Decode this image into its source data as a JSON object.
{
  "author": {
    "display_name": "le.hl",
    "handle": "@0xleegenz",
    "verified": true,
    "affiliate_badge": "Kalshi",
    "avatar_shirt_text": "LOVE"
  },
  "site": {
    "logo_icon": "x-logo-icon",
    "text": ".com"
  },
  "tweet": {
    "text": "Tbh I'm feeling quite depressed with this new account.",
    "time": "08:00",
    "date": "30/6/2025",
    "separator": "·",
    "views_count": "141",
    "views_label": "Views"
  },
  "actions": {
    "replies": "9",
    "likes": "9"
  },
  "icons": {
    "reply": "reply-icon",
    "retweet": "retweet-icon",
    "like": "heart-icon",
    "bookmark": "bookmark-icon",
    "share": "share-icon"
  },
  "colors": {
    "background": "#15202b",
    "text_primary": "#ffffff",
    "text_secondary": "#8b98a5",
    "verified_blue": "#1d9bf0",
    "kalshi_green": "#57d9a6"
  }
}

Given task
Determine the number of lines containing "this". Write only that number.

Exercise solution
2